WHAT YOU ARE ASKED TO DO
Output all lines exactly, with nothing added or dropped.

MATERIAL PROVIDED

** begin **

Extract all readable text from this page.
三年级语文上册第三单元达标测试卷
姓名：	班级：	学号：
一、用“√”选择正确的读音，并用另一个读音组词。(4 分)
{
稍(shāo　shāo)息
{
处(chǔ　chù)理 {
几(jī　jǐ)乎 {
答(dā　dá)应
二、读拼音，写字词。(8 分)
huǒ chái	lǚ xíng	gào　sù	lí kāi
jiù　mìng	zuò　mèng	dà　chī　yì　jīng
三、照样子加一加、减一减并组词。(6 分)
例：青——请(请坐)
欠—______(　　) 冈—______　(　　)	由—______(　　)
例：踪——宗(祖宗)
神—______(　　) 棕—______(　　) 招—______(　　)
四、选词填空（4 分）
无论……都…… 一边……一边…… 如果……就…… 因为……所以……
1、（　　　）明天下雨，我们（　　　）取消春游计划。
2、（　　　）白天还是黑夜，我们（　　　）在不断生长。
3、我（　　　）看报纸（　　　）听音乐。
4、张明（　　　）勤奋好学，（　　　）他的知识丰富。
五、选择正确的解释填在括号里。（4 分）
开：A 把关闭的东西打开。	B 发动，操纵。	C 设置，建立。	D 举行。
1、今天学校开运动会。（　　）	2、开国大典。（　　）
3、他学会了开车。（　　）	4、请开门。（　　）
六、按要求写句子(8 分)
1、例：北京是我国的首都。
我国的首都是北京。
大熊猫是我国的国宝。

** end **

RESPONSE
Extract all readable text from this page.
三年级语文上册第三单元达标测试卷
姓名：	班级：	学号：
一、用“√”选择正确的读音，并用另一个读音组词。(4 分)
{
稍(shāo　shāo)息
{
处(chǔ　chù)理 {
几(jī　jǐ)乎 {
答(dā　dá)应
二、读拼音，写字词。(8 分)
huǒ chái	lǚ xíng	gào　sù	lí kāi
jiù　mìng	zuò　mèng	dà　chī　yì　jīng
三、照样子加一加、减一减并组词。(6 分)
例：青——请(请坐)
欠—______(　　) 冈—______　(　　)	由—______(　　)
例：踪——宗(祖宗)
神—______(　　) 棕—______(　　) 招—______(　　)
四、选词填空（4 分）
无论……都…… 一边……一边…… 如果……就…… 因为……所以……
1、（　　　）明天下雨，我们（　　　）取消春游计划。
2、（　　　）白天还是黑夜，我们（　　　）在不断生长。
3、我（　　　）看报纸（　　　）听音乐。
4、张明（　　　）勤奋好学，（　　　）他的知识丰富。
五、选择正确的解释填在括号里。（4 分）
开：A 把关闭的东西打开。	B 发动，操纵。	C 设置，建立。	D 举行。
1、今天学校开运动会。（　　）	2、开国大典。（　　）
3、他学会了开车。（　　）	4、请开门。（　　）
六、按要求写句子(8 分)
1、例：北京是我国的首都。
我国的首都是北京。
大熊猫是我国的国宝。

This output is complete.